- Entries provided:
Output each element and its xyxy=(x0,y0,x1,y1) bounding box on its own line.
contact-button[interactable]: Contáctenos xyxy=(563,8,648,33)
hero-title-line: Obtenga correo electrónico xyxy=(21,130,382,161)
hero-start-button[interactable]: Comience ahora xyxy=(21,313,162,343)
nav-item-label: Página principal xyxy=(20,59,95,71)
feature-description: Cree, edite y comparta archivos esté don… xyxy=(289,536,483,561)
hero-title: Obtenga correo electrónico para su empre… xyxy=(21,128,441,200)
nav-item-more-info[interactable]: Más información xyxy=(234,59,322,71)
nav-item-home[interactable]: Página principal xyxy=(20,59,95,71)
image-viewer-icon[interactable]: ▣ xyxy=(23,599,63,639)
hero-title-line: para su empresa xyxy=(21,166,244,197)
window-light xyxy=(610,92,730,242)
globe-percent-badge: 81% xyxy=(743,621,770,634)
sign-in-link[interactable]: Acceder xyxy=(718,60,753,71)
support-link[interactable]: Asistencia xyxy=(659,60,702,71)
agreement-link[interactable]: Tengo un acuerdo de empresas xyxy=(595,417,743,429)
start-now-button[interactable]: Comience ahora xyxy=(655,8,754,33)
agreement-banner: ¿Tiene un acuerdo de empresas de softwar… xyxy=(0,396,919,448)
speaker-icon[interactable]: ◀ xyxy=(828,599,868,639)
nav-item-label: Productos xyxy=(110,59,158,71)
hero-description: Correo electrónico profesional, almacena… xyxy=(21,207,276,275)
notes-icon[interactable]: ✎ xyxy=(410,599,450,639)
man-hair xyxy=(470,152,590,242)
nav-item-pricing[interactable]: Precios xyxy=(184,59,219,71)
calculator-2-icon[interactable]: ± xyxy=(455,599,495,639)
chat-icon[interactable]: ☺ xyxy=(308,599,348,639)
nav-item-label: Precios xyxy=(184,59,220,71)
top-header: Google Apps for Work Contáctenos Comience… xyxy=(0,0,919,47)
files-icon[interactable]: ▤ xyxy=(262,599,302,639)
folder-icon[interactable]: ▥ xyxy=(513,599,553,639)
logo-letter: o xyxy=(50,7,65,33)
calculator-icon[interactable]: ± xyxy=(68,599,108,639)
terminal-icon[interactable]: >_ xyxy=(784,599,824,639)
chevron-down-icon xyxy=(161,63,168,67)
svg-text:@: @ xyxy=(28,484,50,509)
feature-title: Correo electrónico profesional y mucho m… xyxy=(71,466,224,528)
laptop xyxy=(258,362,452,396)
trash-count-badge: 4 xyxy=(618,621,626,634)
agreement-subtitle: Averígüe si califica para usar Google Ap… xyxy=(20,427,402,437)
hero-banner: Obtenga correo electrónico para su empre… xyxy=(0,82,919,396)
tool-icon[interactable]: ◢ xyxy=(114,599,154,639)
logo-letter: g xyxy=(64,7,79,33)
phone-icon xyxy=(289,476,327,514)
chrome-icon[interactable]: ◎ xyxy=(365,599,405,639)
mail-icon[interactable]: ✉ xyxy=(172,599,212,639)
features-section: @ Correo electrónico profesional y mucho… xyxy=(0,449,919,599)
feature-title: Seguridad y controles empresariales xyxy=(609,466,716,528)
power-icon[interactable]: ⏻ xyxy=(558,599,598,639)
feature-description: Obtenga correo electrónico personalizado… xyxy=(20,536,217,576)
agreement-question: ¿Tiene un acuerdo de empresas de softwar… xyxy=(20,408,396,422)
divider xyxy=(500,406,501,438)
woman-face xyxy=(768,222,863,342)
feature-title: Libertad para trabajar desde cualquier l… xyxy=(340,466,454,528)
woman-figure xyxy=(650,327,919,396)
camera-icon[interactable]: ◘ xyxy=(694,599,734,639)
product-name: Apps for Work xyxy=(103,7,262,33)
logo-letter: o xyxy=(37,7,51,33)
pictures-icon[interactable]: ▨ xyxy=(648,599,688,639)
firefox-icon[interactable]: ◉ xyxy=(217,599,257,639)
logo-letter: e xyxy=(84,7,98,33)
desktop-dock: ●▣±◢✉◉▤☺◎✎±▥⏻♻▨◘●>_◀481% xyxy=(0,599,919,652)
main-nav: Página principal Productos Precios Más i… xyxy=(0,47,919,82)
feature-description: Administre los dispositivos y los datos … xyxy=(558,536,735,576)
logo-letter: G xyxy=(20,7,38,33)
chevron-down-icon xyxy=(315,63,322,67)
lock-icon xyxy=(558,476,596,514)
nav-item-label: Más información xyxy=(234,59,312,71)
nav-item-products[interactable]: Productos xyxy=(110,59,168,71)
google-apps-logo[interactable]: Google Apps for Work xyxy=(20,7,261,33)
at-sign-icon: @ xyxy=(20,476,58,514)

- Required task: Format every line of the item above as a JSON list of strings, one string per line, omitting blank lines.

- Expected output:
[
  "Output each element and its xyxy=(x0,y0,x1,y1) bounding box on its own line.",
  "contact-button[interactable]: Contáctenos xyxy=(563,8,648,33)",
  "hero-title-line: Obtenga correo electrónico xyxy=(21,130,382,161)",
  "hero-start-button[interactable]: Comience ahora xyxy=(21,313,162,343)",
  "nav-item-label: Página principal xyxy=(20,59,95,71)",
  "feature-description: Cree, edite y comparta archivos esté don… xyxy=(289,536,483,561)",
  "hero-title: Obtenga correo electrónico para su empre… xyxy=(21,128,441,200)",
  "nav-item-more-info[interactable]: Más información xyxy=(234,59,322,71)",
  "nav-item-home[interactable]: Página principal xyxy=(20,59,95,71)",
  "image-viewer-icon[interactable]: ▣ xyxy=(23,599,63,639)",
  "hero-title-line: para su empresa xyxy=(21,166,244,197)",
  "window-light xyxy=(610,92,730,242)",
  "globe-percent-badge: 81% xyxy=(743,621,770,634)",
  "sign-in-link[interactable]: Acceder xyxy=(718,60,753,71)",
  "support-link[interactable]: Asistencia xyxy=(659,60,702,71)",
  "agreement-link[interactable]: Tengo un acuerdo de empresas xyxy=(595,417,743,429)",
  "start-now-button[interactable]: Comience ahora xyxy=(655,8,754,33)",
  "agreement-banner: ¿Tiene un acuerdo de empresas de softwar… xyxy=(0,396,919,448)",
  "speaker-icon[interactable]: ◀ xyxy=(828,599,868,639)",
  "nav-item-label: Productos xyxy=(110,59,158,71)",
  "hero-description: Correo electrónico profesional, almacena… xyxy=(21,207,276,275)",
  "notes-icon[interactable]: ✎ xyxy=(410,599,450,639)",
  "man-hair xyxy=(470,152,590,242)",
  "nav-item-pricing[interactable]: Precios xyxy=(184,59,219,71)",
  "calculator-2-icon[interactable]: ± xyxy=(455,599,495,639)",
  "chat-icon[interactable]: ☺ xyxy=(308,599,348,639)",
  "nav-item-label: Precios xyxy=(184,59,220,71)",
  "top-header: Google Apps for Work Contáctenos Comience… xyxy=(0,0,919,47)",
  "files-icon[interactable]: ▤ xyxy=(262,599,302,639)",
  "folder-icon[interactable]: ▥ xyxy=(513,599,553,639)",
  "logo-letter: o xyxy=(50,7,65,33)",
  "calculator-icon[interactable]: ± xyxy=(68,599,108,639)",
  "terminal-icon[interactable]: >_ xyxy=(784,599,824,639)",
  "chevron-down-icon xyxy=(161,63,168,67)",
  "svg-text:@: @ xyxy=(28,484,50,509)",
  "feature-title: Correo electrónico profesional y mucho m… xyxy=(71,466,224,528)",
  "laptop xyxy=(258,362,452,396)",
  "trash-count-badge: 4 xyxy=(618,621,626,634)",
  "agreement-subtitle: Averígüe si califica para usar Google Ap… xyxy=(20,427,402,437)",
  "hero-banner: Obtenga correo electrónico para su empre… xyxy=(0,82,919,396)",
  "tool-icon[interactable]: ◢ xyxy=(114,599,154,639)",
  "logo-letter: g xyxy=(64,7,79,33)",
  "phone-icon xyxy=(289,476,327,514)",
  "chrome-icon[interactable]: ◎ xyxy=(365,599,405,639)",
  "mail-icon[interactable]: ✉ xyxy=(172,599,212,639)",
  "features-section: @ Correo electrónico profesional y mucho… xyxy=(0,449,919,599)",
  "feature-title: Seguridad y controles empresariales xyxy=(609,466,716,528)",
  "power-icon[interactable]: ⏻ xyxy=(558,599,598,639)",
  "feature-description: Obtenga correo electrónico personalizado… xyxy=(20,536,217,576)",
  "agreement-question: ¿Tiene un acuerdo de empresas de softwar… xyxy=(20,408,396,422)",
  "divider xyxy=(500,406,501,438)",
  "woman-face xyxy=(768,222,863,342)",
  "feature-title: Libertad para trabajar desde cualquier l… xyxy=(340,466,454,528)",
  "woman-figure xyxy=(650,327,919,396)",
  "camera-icon[interactable]: ◘ xyxy=(694,599,734,639)",
  "product-name: Apps for Work xyxy=(103,7,262,33)",
  "logo-letter: o xyxy=(37,7,51,33)",
  "pictures-icon[interactable]: ▨ xyxy=(648,599,688,639)",
  "firefox-icon[interactable]: ◉ xyxy=(217,599,257,639)",
  "logo-letter: e xyxy=(84,7,98,33)",
  "desktop-dock: ●▣±◢✉◉▤☺◎✎±▥⏻♻▨◘●>_◀481% xyxy=(0,599,919,652)",
  "main-nav: Página principal Productos Precios Más i… xyxy=(0,47,919,82)",
  "feature-description: Administre los dispositivos y los datos … xyxy=(558,536,735,576)",
  "logo-letter: G xyxy=(20,7,38,33)",
  "chevron-down-icon xyxy=(315,63,322,67)",
  "lock-icon xyxy=(558,476,596,514)",
  "nav-item-label: Más información xyxy=(234,59,312,71)",
  "nav-item-products[interactable]: Productos xyxy=(110,59,168,71)",
  "google-apps-logo[interactable]: Google Apps for Work xyxy=(20,7,261,33)",
  "at-sign-icon: @ xyxy=(20,476,58,514)"
]